• [The request] Set down each entry from the block beneath, exactly as written.

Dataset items
▬▬▬▬▬▬

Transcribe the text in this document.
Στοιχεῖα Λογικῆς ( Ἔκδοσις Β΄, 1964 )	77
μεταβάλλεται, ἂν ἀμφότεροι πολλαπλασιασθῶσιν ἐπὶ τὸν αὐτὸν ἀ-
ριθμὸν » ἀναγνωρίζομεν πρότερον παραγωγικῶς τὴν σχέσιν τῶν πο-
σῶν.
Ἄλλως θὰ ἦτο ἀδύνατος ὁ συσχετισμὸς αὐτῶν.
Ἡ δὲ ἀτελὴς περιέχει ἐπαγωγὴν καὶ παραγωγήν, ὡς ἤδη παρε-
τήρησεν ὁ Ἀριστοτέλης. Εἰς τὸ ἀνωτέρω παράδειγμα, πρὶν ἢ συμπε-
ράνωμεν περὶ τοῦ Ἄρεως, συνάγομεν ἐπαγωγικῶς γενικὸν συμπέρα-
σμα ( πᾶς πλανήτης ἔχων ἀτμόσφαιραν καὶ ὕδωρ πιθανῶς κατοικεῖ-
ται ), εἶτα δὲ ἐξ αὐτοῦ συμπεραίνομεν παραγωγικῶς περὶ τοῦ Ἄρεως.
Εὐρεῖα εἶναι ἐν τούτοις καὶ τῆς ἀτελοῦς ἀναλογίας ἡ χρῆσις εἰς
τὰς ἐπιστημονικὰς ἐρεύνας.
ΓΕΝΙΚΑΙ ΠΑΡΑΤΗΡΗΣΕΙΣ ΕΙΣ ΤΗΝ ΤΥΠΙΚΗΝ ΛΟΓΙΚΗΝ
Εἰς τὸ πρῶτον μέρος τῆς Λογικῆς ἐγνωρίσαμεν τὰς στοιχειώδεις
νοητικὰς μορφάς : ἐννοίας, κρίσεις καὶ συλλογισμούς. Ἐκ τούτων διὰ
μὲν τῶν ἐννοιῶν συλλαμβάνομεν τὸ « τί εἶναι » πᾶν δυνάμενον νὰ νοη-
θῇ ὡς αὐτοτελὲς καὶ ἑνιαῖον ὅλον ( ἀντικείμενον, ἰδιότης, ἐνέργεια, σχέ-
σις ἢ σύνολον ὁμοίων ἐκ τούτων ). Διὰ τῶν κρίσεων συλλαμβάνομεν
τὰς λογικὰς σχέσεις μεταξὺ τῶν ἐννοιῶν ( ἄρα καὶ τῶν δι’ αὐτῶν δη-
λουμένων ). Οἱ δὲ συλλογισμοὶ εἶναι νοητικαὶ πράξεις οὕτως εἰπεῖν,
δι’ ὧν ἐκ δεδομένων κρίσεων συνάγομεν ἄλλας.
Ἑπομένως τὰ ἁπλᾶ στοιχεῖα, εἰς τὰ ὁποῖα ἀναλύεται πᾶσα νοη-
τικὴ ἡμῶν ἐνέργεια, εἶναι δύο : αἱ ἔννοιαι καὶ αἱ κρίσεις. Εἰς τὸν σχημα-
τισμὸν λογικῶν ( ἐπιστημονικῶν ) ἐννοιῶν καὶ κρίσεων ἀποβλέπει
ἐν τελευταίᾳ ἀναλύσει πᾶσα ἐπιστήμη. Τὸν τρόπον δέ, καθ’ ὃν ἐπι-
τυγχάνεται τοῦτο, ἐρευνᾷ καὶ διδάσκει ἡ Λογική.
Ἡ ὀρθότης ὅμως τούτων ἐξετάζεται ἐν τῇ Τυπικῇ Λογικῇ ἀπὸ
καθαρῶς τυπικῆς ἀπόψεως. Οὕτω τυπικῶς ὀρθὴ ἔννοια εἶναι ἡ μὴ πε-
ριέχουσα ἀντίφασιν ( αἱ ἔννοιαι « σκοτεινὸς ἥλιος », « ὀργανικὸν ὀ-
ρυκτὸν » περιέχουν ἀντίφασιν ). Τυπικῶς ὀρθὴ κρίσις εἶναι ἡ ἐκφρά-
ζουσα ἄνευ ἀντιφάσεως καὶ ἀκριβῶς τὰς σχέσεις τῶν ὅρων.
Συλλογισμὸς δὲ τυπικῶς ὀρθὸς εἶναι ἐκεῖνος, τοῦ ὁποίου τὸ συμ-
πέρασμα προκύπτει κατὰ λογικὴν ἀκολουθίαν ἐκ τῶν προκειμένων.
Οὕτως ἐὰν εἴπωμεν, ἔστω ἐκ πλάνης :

▬▬▬▬▬▬

• [The reply]
Transcribe the text in this document.
Στοιχεῖα Λογικῆς ( Ἔκδοσις Β΄, 1964 )	77
μεταβάλλεται, ἂν ἀμφότεροι πολλαπλασιασθῶσιν ἐπὶ τὸν αὐτὸν ἀ-
ριθμὸν » ἀναγνωρίζομεν πρότερον παραγωγικῶς τὴν σχέσιν τῶν πο-
σῶν.
Ἄλλως θὰ ἦτο ἀδύνατος ὁ συσχετισμὸς αὐτῶν.
Ἡ δὲ ἀτελὴς περιέχει ἐπαγωγὴν καὶ παραγωγήν, ὡς ἤδη παρε-
τήρησεν ὁ Ἀριστοτέλης. Εἰς τὸ ἀνωτέρω παράδειγμα, πρὶν ἢ συμπε-
ράνωμεν περὶ τοῦ Ἄρεως, συνάγομεν ἐπαγωγικῶς γενικὸν συμπέρα-
σμα ( πᾶς πλανήτης ἔχων ἀτμόσφαιραν καὶ ὕδωρ πιθανῶς κατοικεῖ-
ται ), εἶτα δὲ ἐξ αὐτοῦ συμπεραίνομεν παραγωγικῶς περὶ τοῦ Ἄρεως.
Εὐρεῖα εἶναι ἐν τούτοις καὶ τῆς ἀτελοῦς ἀναλογίας ἡ χρῆσις εἰς
τὰς ἐπιστημονικὰς ἐρεύνας.
ΓΕΝΙΚΑΙ ΠΑΡΑΤΗΡΗΣΕΙΣ ΕΙΣ ΤΗΝ ΤΥΠΙΚΗΝ ΛΟΓΙΚΗΝ
Εἰς τὸ πρῶτον μέρος τῆς Λογικῆς ἐγνωρίσαμεν τὰς στοιχειώδεις
νοητικὰς μορφάς : ἐννοίας, κρίσεις καὶ συλλογισμούς. Ἐκ τούτων διὰ
μὲν τῶν ἐννοιῶν συλλαμβάνομεν τὸ « τί εἶναι » πᾶν δυνάμενον νὰ νοη-
θῇ ὡς αὐτοτελὲς καὶ ἑνιαῖον ὅλον ( ἀντικείμενον, ἰδιότης, ἐνέργεια, σχέ-
σις ἢ σύνολον ὁμοίων ἐκ τούτων ). Διὰ τῶν κρίσεων συλλαμβάνομεν
τὰς λογικὰς σχέσεις μεταξὺ τῶν ἐννοιῶν ( ἄρα καὶ τῶν δι’ αὐτῶν δη-
λουμένων ). Οἱ δὲ συλλογισμοὶ εἶναι νοητικαὶ πράξεις οὕτως εἰπεῖν,
δι’ ὧν ἐκ δεδομένων κρίσεων συνάγομεν ἄλλας.
Ἑπομένως τὰ ἁπλᾶ στοιχεῖα, εἰς τὰ ὁποῖα ἀναλύεται πᾶσα νοη-
τικὴ ἡμῶν ἐνέργεια, εἶναι δύο : αἱ ἔννοιαι καὶ αἱ κρίσεις. Εἰς τὸν σχημα-
τισμὸν λογικῶν ( ἐπιστημονικῶν ) ἐννοιῶν καὶ κρίσεων ἀποβλέπει
ἐν τελευταίᾳ ἀναλύσει πᾶσα ἐπιστήμη. Τὸν τρόπον δέ, καθ’ ὃν ἐπι-
τυγχάνεται τοῦτο, ἐρευνᾷ καὶ διδάσκει ἡ Λογική.
Ἡ ὀρθότης ὅμως τούτων ἐξετάζεται ἐν τῇ Τυπικῇ Λογικῇ ἀπὸ
καθαρῶς τυπικῆς ἀπόψεως. Οὕτω τυπικῶς ὀρθὴ ἔννοια εἶναι ἡ μὴ πε-
ριέχουσα ἀντίφασιν ( αἱ ἔννοιαι « σκοτεινὸς ἥλιος », « ὀργανικὸν ὀ-
ρυκτὸν » περιέχουν ἀντίφασιν ). Τυπικῶς ὀρθὴ κρίσις εἶναι ἡ ἐκφρά-
ζουσα ἄνευ ἀντιφάσεως καὶ ἀκριβῶς τὰς σχέσεις τῶν ὅρων.
Συλλογισμὸς δὲ τυπικῶς ὀρθὸς εἶναι ἐκεῖνος, τοῦ ὁποίου τὸ συμ-
πέρασμα προκύπτει κατὰ λογικὴν ἀκολουθίαν ἐκ τῶν προκειμένων.
Οὕτως ἐὰν εἴπωμεν, ἔστω ἐκ πλάνης :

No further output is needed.